Written exercise – Please update the records below by replacing each "Proposer" with "Generator". Leave everything else unchanged.

------------------------------

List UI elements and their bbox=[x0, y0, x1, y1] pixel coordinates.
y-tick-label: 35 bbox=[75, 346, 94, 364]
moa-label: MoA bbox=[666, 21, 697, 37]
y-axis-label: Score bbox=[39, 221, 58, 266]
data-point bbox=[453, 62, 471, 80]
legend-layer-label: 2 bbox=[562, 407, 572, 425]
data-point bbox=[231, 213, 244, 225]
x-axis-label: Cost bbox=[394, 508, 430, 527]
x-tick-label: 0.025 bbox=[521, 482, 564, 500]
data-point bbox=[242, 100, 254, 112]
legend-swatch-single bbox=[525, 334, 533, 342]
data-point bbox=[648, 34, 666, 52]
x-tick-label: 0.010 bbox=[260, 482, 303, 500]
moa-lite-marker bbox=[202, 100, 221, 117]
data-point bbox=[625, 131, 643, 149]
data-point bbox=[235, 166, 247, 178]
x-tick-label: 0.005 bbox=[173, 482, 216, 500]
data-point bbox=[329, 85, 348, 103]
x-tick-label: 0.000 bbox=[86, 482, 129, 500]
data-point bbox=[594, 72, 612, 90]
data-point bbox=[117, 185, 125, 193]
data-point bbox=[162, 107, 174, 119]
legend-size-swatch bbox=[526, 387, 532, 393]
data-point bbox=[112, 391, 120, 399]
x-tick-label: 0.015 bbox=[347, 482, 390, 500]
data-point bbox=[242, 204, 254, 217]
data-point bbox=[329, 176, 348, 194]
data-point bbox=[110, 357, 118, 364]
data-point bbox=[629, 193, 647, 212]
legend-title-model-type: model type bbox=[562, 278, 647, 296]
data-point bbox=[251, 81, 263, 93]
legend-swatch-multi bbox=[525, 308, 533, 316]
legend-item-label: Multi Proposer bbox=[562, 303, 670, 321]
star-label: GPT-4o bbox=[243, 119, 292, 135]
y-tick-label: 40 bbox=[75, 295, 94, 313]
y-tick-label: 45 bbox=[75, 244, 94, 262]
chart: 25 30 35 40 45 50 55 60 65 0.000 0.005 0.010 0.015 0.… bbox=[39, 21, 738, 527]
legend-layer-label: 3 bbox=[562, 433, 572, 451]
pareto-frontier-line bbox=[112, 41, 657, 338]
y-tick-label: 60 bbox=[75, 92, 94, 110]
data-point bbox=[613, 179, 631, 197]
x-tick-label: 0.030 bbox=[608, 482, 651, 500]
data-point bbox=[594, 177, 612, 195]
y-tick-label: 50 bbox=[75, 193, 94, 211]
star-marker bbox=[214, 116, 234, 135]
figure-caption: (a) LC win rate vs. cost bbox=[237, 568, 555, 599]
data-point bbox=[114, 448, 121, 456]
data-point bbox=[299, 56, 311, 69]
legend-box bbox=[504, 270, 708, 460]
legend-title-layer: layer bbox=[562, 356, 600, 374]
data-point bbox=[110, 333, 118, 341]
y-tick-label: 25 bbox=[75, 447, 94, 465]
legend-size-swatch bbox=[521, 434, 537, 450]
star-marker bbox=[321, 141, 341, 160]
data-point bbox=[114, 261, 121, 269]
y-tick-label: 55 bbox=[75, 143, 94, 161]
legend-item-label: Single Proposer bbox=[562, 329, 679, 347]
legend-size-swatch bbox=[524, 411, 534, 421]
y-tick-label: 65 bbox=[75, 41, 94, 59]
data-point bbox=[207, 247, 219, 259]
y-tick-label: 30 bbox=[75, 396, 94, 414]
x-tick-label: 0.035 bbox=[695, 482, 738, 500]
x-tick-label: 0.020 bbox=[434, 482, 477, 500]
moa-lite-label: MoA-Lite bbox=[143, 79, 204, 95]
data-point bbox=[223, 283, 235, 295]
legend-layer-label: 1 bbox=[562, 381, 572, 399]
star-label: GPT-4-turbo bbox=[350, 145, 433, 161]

------------------------------

Solved problem –
List UI elements and their bbox=[x0, y0, x1, y1] pixel coordinates.
y-tick-label: 35 bbox=[75, 346, 94, 364]
moa-label: MoA bbox=[666, 21, 697, 37]
y-axis-label: Score bbox=[39, 221, 58, 266]
data-point bbox=[453, 62, 471, 80]
legend-layer-label: 2 bbox=[562, 407, 572, 425]
data-point bbox=[231, 213, 244, 225]
x-axis-label: Cost bbox=[394, 508, 430, 527]
x-tick-label: 0.025 bbox=[521, 482, 564, 500]
data-point bbox=[242, 100, 254, 112]
legend-swatch-single bbox=[525, 334, 533, 342]
data-point bbox=[648, 34, 666, 52]
x-tick-label: 0.010 bbox=[260, 482, 303, 500]
moa-lite-marker bbox=[202, 100, 221, 117]
data-point bbox=[625, 131, 643, 149]
data-point bbox=[235, 166, 247, 178]
x-tick-label: 0.005 bbox=[173, 482, 216, 500]
data-point bbox=[329, 85, 348, 103]
x-tick-label: 0.000 bbox=[86, 482, 129, 500]
data-point bbox=[594, 72, 612, 90]
data-point bbox=[117, 185, 125, 193]
data-point bbox=[162, 107, 174, 119]
legend-size-swatch bbox=[526, 387, 532, 393]
data-point bbox=[112, 391, 120, 399]
x-tick-label: 0.015 bbox=[347, 482, 390, 500]
data-point bbox=[242, 204, 254, 217]
data-point bbox=[329, 176, 348, 194]
data-point bbox=[110, 357, 118, 364]
data-point bbox=[629, 193, 647, 212]
legend-title-model-type: model type bbox=[562, 278, 647, 296]
data-point bbox=[251, 81, 263, 93]
legend-swatch-multi bbox=[525, 308, 533, 316]
legend-item-label: Multi Generator bbox=[562, 303, 670, 321]
star-label: GPT-4o bbox=[243, 119, 292, 135]
y-tick-label: 40 bbox=[75, 295, 94, 313]
y-tick-label: 45 bbox=[75, 244, 94, 262]
chart: 25 30 35 40 45 50 55 60 65 0.000 0.005 0.010 0.015 0.… bbox=[39, 21, 738, 527]
legend-layer-label: 3 bbox=[562, 433, 572, 451]
pareto-frontier-line bbox=[112, 41, 657, 338]
y-tick-label: 60 bbox=[75, 92, 94, 110]
data-point bbox=[613, 179, 631, 197]
x-tick-label: 0.030 bbox=[608, 482, 651, 500]
data-point bbox=[594, 177, 612, 195]
y-tick-label: 50 bbox=[75, 193, 94, 211]
star-marker bbox=[214, 116, 234, 135]
figure-caption: (a) LC win rate vs. cost bbox=[237, 568, 555, 599]
data-point bbox=[114, 448, 121, 456]
data-point bbox=[299, 56, 311, 69]
legend-box bbox=[504, 270, 708, 460]
legend-title-layer: layer bbox=[562, 356, 600, 374]
data-point bbox=[110, 333, 118, 341]
y-tick-label: 25 bbox=[75, 447, 94, 465]
legend-size-swatch bbox=[521, 434, 537, 450]
star-marker bbox=[321, 141, 341, 160]
data-point bbox=[114, 261, 121, 269]
y-tick-label: 55 bbox=[75, 143, 94, 161]
legend-item-label: Single Generator bbox=[562, 329, 679, 347]
legend-size-swatch bbox=[524, 411, 534, 421]
y-tick-label: 65 bbox=[75, 41, 94, 59]
data-point bbox=[207, 247, 219, 259]
y-tick-label: 30 bbox=[75, 396, 94, 414]
x-tick-label: 0.035 bbox=[695, 482, 738, 500]
x-tick-label: 0.020 bbox=[434, 482, 477, 500]
moa-lite-label: MoA-Lite bbox=[143, 79, 204, 95]
data-point bbox=[223, 283, 235, 295]
legend-layer-label: 1 bbox=[562, 381, 572, 399]
star-label: GPT-4-turbo bbox=[350, 145, 433, 161]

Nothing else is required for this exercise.